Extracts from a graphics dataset
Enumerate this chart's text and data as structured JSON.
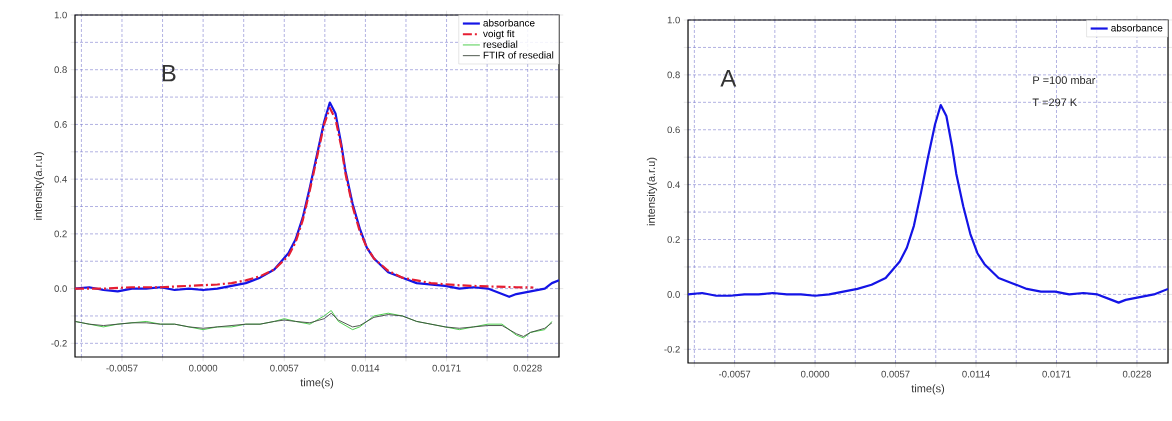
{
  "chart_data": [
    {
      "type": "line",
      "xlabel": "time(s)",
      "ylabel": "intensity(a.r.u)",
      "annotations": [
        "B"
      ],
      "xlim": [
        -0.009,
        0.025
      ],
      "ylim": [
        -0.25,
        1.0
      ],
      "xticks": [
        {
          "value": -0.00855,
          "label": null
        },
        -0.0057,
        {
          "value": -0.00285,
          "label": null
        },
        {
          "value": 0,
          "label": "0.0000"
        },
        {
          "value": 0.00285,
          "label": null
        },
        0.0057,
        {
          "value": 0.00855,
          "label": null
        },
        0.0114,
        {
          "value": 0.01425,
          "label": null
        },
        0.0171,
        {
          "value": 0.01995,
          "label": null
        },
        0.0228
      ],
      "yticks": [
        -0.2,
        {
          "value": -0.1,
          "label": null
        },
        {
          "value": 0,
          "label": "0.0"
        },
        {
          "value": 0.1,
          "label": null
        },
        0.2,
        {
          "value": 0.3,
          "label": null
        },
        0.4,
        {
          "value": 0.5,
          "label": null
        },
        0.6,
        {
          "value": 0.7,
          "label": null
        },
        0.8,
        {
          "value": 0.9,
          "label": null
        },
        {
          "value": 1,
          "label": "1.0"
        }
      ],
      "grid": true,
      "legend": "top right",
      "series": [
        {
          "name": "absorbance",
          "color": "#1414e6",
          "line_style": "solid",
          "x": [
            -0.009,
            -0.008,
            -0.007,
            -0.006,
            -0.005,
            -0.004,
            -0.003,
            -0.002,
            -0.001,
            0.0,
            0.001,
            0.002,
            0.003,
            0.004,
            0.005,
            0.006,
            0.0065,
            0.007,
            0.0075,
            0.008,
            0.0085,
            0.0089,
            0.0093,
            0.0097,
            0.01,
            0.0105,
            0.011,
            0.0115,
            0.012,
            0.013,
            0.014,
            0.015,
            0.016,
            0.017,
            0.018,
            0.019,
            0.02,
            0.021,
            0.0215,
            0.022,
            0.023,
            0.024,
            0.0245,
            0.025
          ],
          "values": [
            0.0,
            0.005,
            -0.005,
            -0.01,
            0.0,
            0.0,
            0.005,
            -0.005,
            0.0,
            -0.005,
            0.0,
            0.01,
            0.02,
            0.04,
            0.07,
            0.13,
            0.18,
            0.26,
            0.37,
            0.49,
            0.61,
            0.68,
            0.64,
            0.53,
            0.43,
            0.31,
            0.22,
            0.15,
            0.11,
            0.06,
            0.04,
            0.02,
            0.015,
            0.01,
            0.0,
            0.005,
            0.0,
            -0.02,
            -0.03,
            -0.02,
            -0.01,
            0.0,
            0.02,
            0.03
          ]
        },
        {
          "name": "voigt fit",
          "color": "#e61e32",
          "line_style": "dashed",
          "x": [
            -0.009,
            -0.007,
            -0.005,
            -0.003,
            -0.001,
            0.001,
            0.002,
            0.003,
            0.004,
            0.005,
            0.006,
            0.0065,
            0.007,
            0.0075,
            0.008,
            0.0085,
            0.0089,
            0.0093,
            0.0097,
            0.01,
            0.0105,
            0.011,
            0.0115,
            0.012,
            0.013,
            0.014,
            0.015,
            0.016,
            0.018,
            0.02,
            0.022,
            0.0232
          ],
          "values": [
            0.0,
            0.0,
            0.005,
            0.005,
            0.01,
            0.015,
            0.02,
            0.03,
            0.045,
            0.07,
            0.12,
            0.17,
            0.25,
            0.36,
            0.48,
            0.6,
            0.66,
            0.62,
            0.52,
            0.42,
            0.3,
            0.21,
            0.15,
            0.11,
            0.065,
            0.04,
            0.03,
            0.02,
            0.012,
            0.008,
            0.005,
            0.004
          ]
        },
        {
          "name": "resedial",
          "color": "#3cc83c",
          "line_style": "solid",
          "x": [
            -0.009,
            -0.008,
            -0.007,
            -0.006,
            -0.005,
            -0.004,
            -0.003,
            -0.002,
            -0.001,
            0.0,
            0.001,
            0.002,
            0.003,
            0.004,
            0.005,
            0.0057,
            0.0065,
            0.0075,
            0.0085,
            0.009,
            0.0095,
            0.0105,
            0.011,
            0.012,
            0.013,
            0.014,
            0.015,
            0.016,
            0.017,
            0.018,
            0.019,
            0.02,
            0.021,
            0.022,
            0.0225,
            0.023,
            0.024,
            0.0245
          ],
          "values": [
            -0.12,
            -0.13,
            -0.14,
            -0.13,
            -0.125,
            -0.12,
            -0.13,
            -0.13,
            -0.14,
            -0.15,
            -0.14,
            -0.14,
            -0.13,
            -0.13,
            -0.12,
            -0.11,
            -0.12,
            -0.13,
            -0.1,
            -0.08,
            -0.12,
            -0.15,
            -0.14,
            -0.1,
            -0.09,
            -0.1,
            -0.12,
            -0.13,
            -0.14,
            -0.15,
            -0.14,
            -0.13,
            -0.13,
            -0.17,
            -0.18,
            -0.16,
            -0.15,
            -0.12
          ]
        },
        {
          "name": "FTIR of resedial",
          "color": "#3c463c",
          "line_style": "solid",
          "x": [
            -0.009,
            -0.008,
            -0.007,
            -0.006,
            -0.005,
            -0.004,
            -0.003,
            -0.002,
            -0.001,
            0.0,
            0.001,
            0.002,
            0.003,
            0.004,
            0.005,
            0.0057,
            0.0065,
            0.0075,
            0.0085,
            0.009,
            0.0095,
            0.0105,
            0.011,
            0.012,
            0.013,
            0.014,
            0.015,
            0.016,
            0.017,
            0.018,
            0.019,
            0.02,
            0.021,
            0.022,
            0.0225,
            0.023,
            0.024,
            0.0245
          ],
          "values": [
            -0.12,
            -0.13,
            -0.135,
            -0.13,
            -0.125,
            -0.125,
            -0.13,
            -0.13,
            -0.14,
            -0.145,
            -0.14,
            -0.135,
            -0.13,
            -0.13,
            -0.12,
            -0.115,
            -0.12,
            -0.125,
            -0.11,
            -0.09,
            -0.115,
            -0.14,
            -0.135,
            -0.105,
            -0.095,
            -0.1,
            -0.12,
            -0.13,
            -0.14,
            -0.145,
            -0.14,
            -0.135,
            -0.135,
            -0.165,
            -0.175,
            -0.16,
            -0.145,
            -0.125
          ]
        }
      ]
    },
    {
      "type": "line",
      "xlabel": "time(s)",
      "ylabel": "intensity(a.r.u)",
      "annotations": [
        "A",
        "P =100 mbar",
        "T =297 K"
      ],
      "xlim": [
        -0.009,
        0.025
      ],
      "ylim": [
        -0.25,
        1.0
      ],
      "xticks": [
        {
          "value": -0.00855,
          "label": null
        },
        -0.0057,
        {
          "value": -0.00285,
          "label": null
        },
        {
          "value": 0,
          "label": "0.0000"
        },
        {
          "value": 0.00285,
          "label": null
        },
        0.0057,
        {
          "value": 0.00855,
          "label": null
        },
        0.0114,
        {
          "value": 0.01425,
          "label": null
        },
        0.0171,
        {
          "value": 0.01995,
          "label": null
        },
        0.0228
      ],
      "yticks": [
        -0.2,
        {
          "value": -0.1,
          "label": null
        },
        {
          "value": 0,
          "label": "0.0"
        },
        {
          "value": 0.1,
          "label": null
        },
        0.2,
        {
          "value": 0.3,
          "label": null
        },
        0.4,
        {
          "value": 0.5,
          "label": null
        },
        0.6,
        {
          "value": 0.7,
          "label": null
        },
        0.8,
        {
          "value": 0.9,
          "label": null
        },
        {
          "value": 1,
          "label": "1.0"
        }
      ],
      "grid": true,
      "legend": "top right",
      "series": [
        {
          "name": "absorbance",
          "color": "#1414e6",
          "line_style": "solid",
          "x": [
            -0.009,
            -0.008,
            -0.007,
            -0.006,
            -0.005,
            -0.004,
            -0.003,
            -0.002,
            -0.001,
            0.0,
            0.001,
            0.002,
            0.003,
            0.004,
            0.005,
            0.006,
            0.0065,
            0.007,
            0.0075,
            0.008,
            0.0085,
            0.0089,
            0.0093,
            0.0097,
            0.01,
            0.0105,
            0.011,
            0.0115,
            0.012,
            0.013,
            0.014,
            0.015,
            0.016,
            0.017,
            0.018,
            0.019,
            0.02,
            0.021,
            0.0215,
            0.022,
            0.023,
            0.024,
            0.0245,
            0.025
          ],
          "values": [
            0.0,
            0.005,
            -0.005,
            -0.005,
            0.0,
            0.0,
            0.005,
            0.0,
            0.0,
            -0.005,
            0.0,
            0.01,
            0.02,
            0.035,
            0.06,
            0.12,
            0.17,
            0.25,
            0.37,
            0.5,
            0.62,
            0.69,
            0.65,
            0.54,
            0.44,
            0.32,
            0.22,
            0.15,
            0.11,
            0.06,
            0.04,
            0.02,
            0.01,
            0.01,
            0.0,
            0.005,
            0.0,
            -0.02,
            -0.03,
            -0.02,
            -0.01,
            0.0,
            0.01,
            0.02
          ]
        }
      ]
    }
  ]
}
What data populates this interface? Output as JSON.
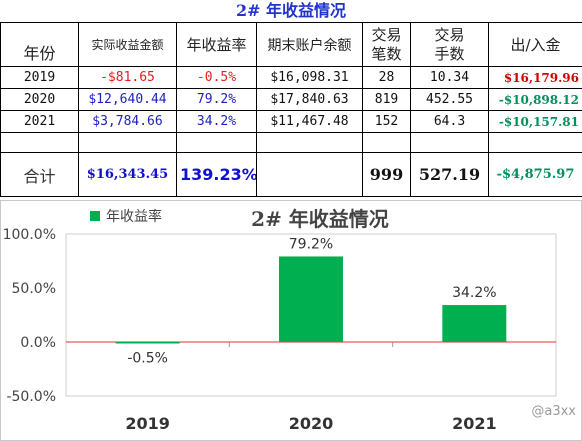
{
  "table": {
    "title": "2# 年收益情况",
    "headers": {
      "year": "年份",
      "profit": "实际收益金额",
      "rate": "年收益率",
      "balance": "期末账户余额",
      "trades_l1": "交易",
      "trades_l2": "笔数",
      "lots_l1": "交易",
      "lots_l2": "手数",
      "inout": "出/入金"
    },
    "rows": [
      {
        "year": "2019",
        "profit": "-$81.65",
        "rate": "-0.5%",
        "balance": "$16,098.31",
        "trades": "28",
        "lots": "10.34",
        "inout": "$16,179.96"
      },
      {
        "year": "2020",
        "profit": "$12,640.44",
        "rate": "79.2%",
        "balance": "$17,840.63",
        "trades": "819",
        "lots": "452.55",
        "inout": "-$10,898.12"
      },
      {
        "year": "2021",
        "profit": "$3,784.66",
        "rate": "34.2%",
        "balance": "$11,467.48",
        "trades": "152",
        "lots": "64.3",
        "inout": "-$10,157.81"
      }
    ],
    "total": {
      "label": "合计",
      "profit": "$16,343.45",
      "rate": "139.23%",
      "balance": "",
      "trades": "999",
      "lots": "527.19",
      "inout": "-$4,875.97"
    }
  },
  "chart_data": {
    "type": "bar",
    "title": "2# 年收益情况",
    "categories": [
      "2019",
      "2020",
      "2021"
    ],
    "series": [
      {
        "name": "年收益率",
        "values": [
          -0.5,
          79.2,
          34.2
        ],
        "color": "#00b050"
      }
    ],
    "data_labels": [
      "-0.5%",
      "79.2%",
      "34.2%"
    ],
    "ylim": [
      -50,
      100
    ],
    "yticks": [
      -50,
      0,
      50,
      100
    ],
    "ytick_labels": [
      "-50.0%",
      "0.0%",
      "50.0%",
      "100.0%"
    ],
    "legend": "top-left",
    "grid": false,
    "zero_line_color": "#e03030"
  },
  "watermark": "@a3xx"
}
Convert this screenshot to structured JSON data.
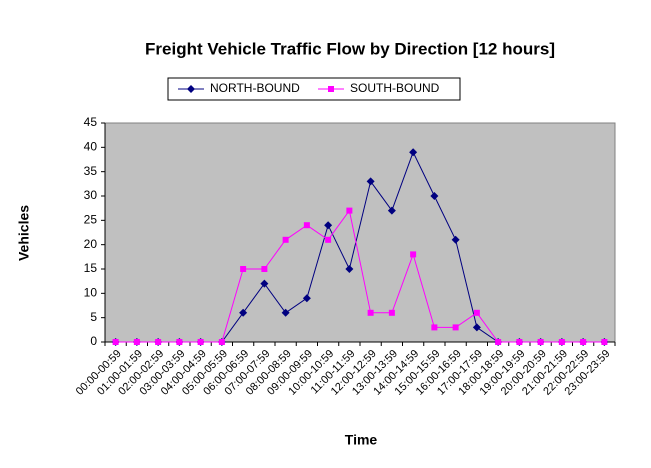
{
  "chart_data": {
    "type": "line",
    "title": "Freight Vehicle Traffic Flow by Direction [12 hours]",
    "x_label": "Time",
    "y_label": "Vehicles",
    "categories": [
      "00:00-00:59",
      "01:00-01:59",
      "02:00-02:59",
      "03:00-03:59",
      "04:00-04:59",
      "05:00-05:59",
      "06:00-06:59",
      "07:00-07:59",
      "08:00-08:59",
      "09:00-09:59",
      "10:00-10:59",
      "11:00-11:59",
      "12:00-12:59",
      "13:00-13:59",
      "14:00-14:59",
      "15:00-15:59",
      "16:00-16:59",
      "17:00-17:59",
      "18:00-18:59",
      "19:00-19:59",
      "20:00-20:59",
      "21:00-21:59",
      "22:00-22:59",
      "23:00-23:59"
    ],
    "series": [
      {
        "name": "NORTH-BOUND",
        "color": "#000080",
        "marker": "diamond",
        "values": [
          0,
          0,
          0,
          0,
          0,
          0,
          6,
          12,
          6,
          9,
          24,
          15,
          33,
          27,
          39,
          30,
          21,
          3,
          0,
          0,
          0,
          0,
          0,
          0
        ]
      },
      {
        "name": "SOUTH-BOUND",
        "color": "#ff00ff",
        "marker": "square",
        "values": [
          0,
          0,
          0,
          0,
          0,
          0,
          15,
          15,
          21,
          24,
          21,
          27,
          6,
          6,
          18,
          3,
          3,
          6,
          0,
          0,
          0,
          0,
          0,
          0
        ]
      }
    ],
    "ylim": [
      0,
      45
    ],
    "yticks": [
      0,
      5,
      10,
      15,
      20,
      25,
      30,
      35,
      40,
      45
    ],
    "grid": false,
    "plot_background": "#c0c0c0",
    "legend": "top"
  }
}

TASK INSTRUCTIONS -
Using the records above, select and copy every line that has the word "year".

PROBLEM SOLUTION -
      "year": "年份",
        "year": "2019",
        "year": "2020",
        "year": "2021",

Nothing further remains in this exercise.